Goal of the exercise
In the listing below, count the lines containing the string "Engineer" and state only the number.

■ ■ ■

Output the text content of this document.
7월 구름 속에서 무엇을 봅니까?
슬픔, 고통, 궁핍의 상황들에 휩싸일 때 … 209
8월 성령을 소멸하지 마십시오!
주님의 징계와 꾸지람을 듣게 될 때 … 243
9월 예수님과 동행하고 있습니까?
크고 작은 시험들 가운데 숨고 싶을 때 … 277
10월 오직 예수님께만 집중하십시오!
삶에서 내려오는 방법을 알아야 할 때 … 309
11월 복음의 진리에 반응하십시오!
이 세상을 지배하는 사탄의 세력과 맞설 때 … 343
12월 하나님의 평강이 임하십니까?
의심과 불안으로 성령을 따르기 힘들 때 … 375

■ ■ ■

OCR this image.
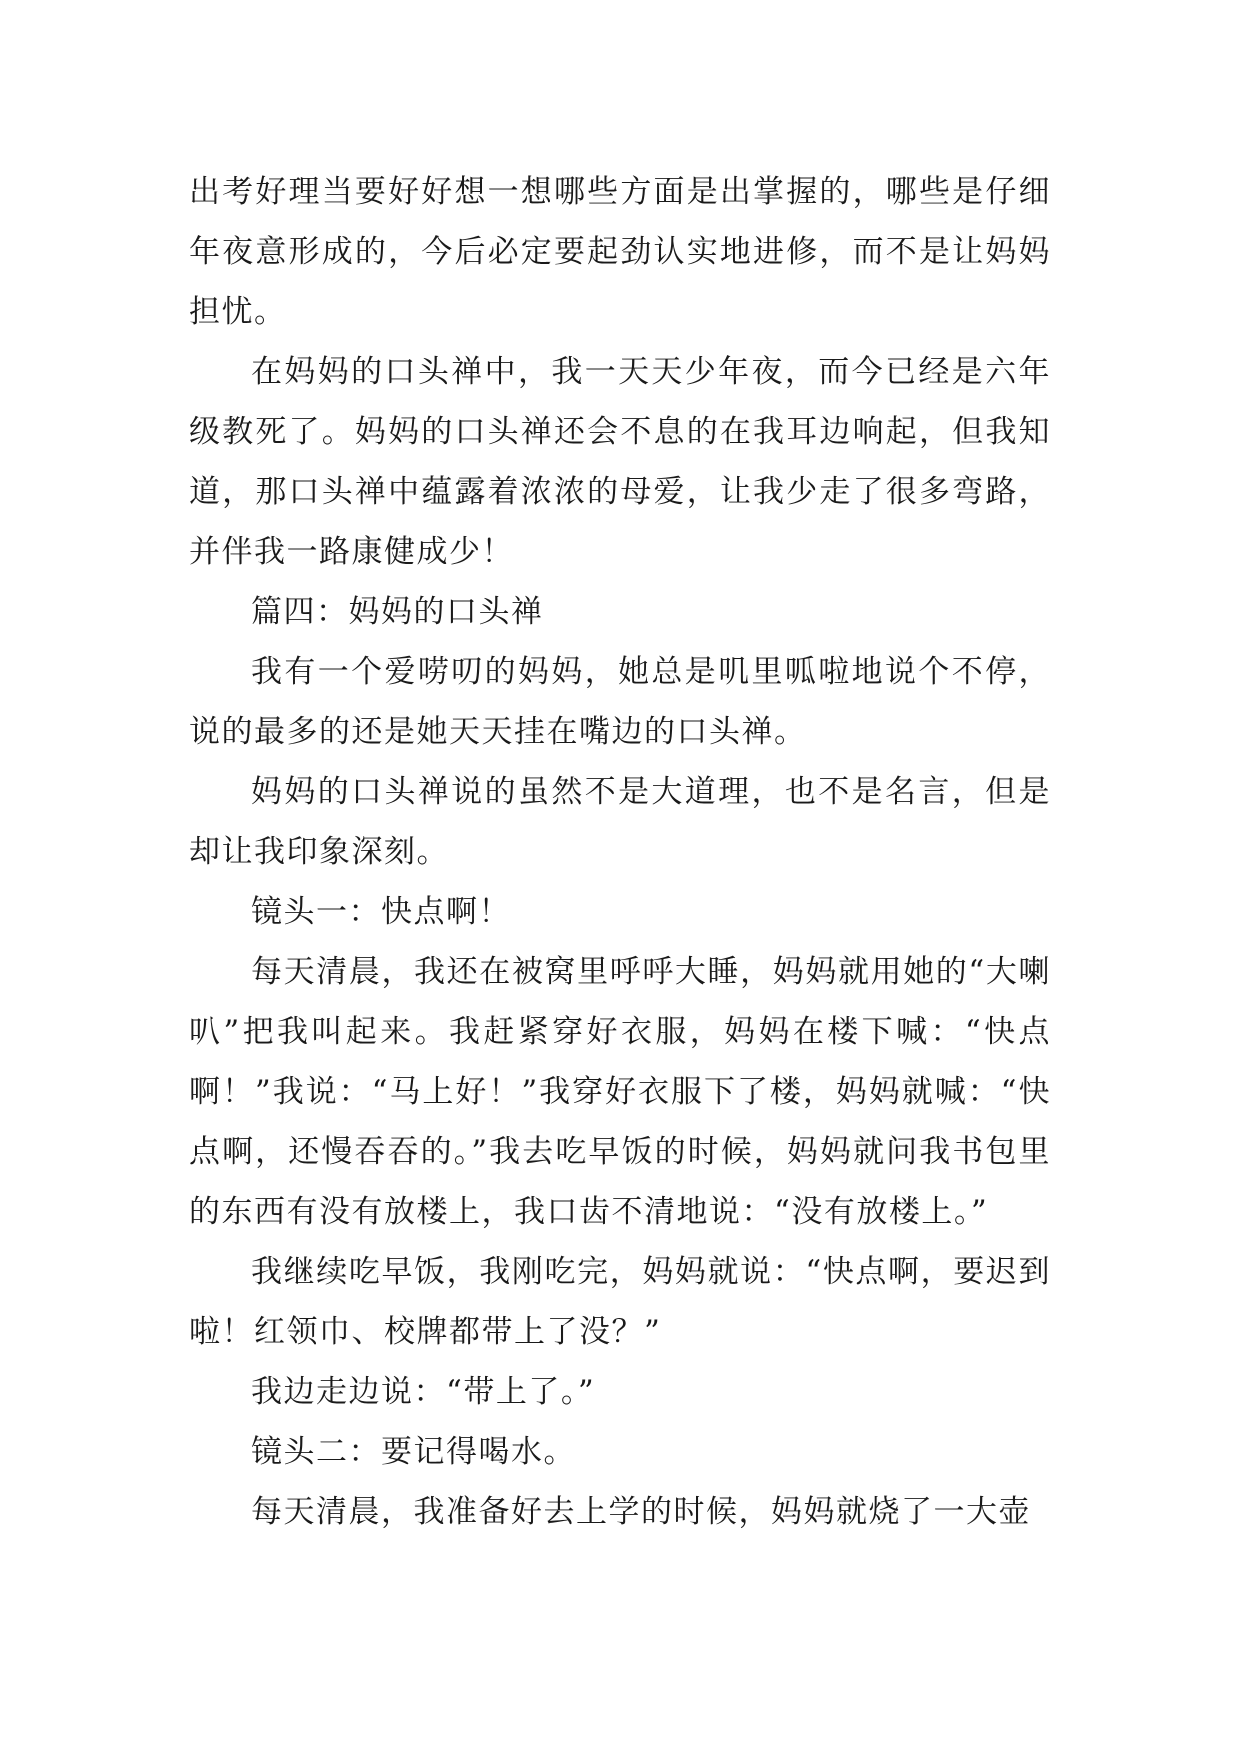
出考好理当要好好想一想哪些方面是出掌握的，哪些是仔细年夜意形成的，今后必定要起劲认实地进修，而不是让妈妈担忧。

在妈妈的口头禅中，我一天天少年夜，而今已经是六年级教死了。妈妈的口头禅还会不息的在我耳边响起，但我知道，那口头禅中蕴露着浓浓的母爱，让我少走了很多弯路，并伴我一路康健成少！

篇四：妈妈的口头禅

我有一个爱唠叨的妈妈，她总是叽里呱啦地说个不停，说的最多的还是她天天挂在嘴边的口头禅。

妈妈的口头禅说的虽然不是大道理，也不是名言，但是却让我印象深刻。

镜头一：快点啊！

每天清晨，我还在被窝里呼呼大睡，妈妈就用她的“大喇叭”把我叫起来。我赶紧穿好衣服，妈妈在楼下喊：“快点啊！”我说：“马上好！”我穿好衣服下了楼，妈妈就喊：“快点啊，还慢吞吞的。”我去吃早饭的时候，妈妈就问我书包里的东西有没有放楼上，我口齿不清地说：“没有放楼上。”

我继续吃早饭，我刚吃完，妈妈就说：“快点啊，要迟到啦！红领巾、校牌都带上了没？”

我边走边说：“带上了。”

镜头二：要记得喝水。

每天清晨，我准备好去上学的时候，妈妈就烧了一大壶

■ ■ ■

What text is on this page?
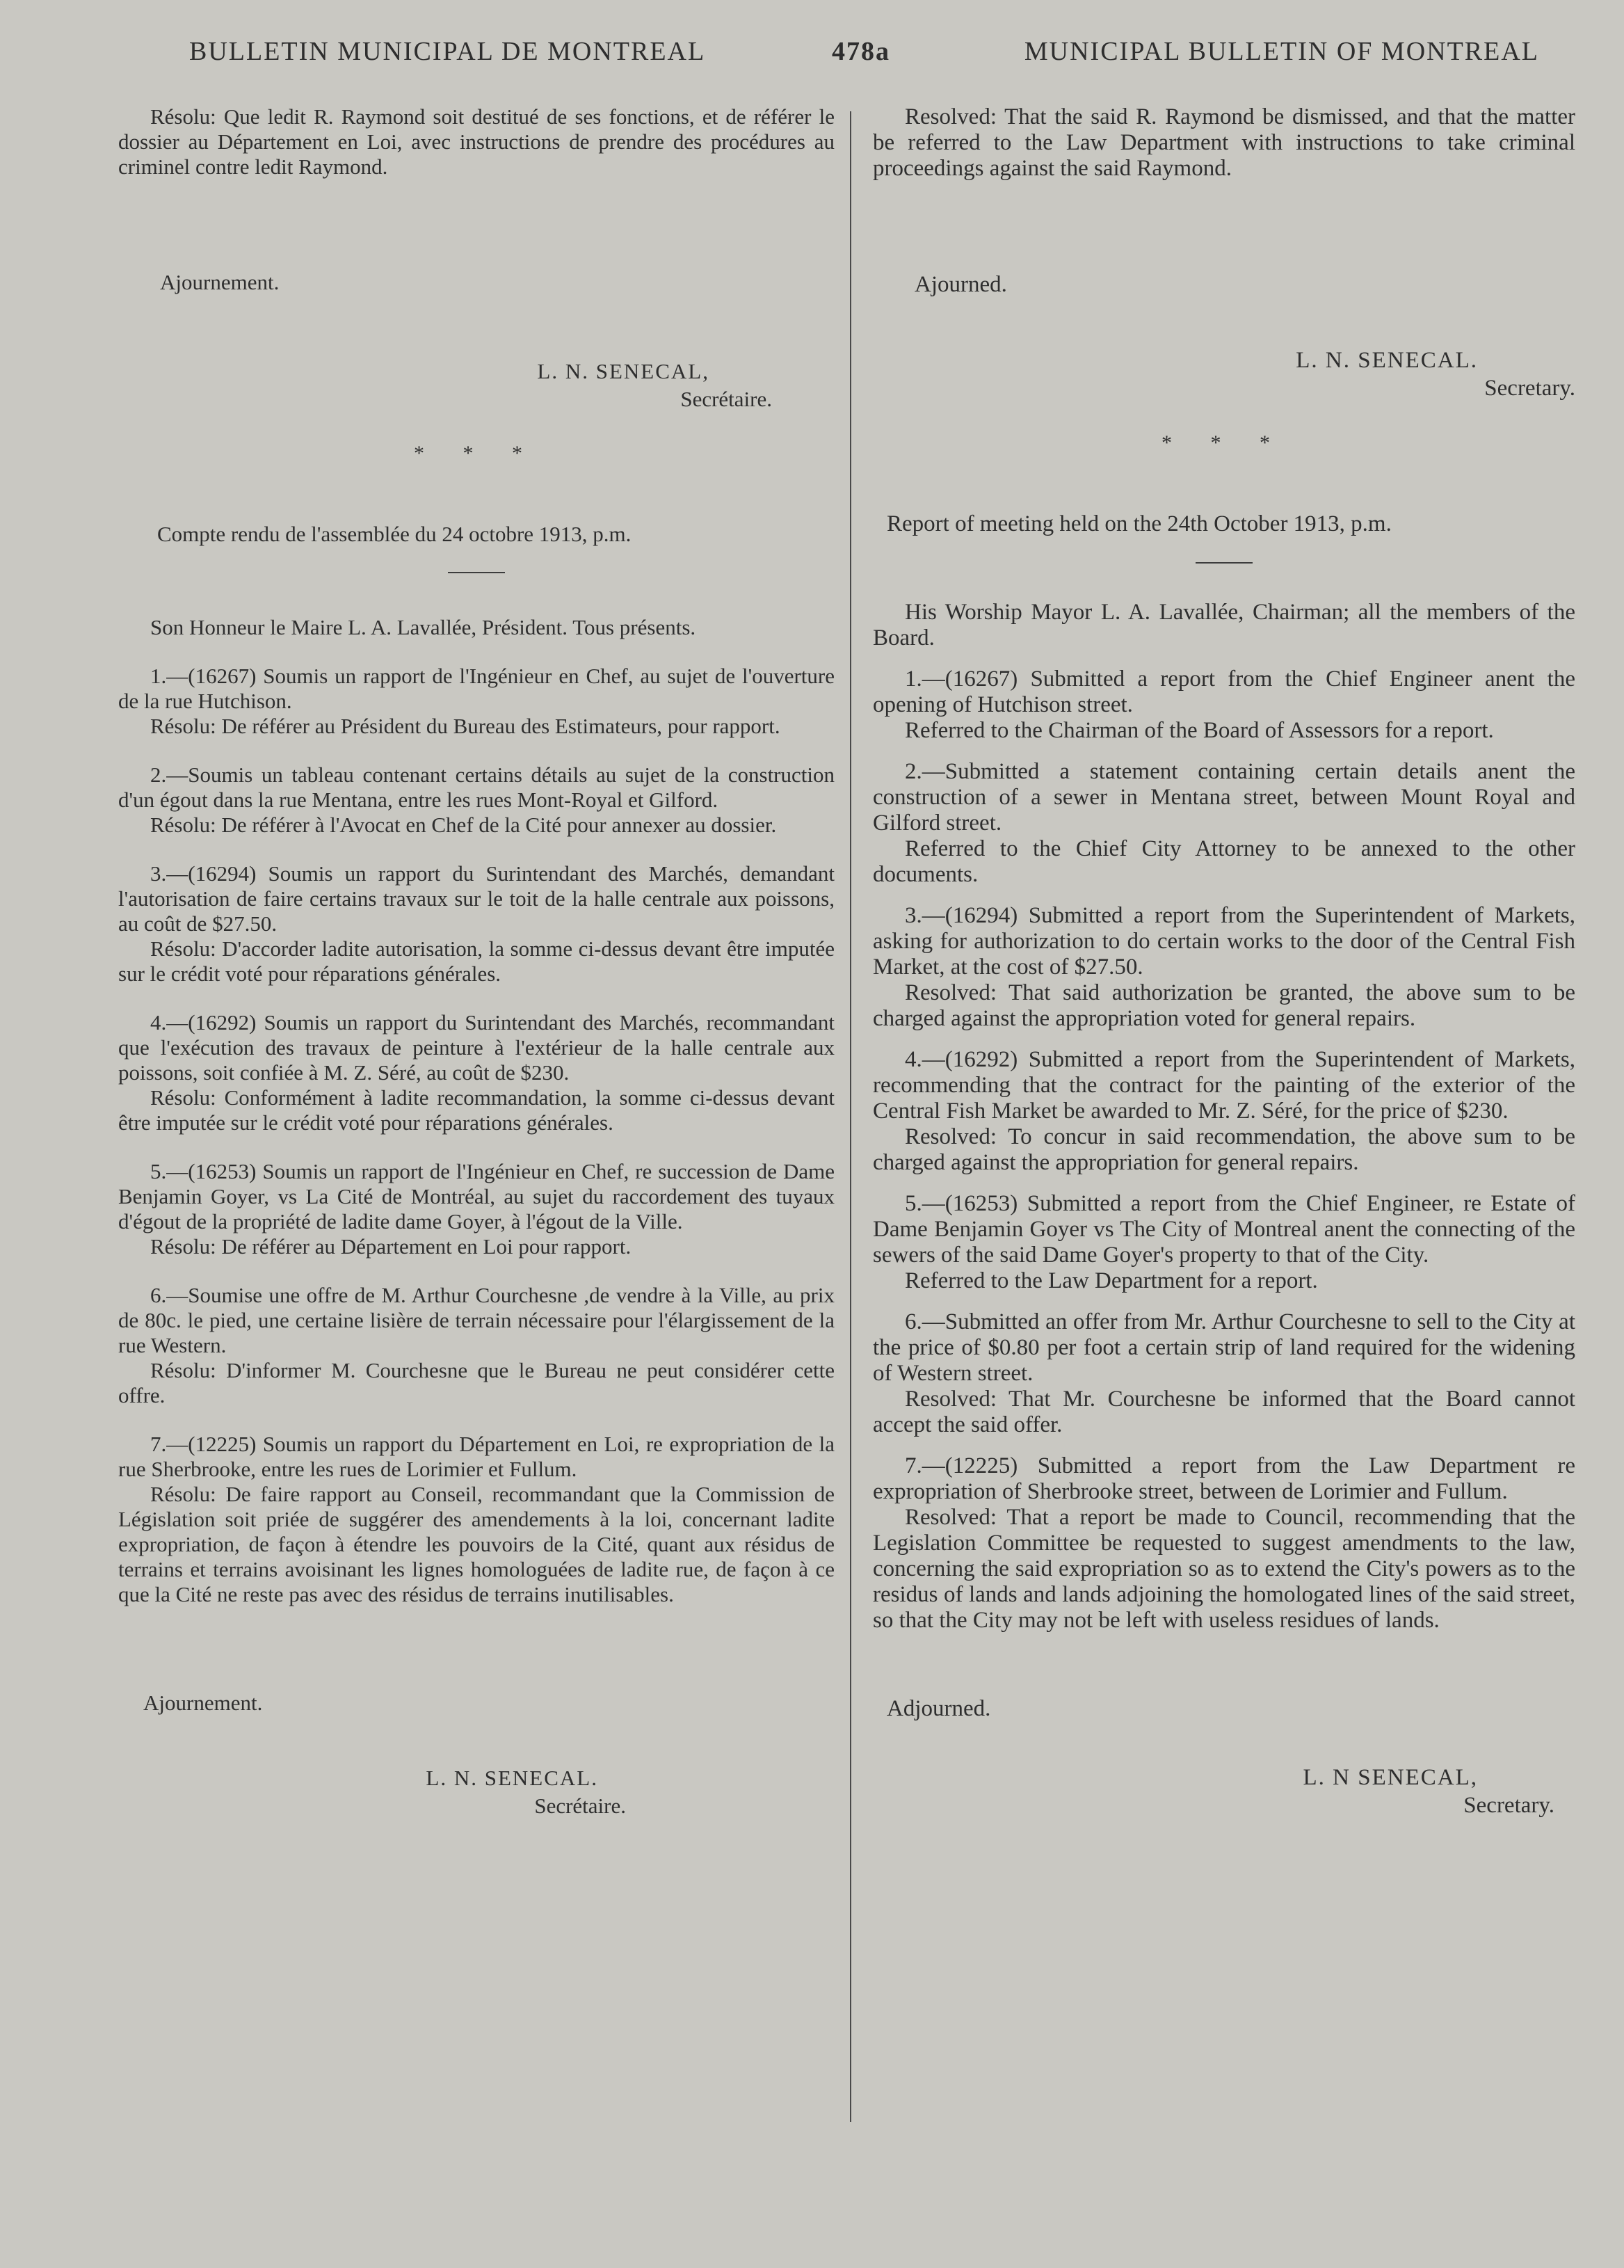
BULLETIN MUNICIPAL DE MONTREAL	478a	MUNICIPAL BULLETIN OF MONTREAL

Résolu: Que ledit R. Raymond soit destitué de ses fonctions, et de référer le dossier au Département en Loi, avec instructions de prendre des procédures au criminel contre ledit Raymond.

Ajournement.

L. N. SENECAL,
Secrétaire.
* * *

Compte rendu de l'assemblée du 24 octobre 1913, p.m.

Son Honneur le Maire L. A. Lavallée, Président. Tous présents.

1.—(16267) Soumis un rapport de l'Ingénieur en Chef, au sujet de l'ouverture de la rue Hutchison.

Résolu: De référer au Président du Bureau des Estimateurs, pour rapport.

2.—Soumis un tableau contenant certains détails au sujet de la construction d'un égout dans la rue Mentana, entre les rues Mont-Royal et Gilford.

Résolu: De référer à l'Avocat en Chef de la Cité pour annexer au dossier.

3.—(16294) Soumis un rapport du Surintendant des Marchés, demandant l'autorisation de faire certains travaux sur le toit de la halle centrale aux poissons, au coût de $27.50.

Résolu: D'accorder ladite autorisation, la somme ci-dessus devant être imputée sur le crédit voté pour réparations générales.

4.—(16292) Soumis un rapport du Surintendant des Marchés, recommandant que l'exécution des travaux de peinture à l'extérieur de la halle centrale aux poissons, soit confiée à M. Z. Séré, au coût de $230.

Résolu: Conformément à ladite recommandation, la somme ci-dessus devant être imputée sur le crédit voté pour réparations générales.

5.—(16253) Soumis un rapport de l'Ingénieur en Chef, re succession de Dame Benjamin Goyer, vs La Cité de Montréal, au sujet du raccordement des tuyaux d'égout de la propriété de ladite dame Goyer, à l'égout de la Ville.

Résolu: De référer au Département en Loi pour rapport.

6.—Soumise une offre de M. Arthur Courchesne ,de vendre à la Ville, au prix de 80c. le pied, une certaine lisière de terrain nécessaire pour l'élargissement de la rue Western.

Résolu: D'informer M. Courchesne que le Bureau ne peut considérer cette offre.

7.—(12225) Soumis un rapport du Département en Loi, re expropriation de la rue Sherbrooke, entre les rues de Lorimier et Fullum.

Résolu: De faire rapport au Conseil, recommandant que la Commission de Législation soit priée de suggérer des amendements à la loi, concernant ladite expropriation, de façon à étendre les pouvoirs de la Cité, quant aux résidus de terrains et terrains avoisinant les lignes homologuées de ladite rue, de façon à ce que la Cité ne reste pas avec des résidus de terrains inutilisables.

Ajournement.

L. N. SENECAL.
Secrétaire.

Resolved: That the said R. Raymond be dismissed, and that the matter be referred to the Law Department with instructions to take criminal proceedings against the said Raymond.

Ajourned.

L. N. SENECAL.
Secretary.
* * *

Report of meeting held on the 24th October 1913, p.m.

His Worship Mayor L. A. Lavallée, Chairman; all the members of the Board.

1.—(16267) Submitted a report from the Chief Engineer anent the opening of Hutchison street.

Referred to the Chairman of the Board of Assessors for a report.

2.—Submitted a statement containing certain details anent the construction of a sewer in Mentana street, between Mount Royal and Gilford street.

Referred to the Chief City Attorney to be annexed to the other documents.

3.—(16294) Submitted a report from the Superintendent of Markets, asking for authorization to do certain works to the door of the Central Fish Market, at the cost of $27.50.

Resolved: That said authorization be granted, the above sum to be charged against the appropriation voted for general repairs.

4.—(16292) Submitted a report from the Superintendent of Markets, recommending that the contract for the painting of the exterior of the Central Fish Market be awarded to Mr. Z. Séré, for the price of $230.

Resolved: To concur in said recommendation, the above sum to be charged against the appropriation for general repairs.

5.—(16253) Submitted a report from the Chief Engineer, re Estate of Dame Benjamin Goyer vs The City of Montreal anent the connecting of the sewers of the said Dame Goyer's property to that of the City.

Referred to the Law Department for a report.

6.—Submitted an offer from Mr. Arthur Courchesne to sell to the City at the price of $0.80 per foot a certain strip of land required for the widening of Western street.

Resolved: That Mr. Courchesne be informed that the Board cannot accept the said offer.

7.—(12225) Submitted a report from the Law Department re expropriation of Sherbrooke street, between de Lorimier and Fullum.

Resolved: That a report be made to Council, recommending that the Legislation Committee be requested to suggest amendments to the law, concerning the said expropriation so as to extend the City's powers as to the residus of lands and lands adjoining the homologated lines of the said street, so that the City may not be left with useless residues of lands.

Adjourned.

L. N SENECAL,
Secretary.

■ ■ ■

Solved problem
2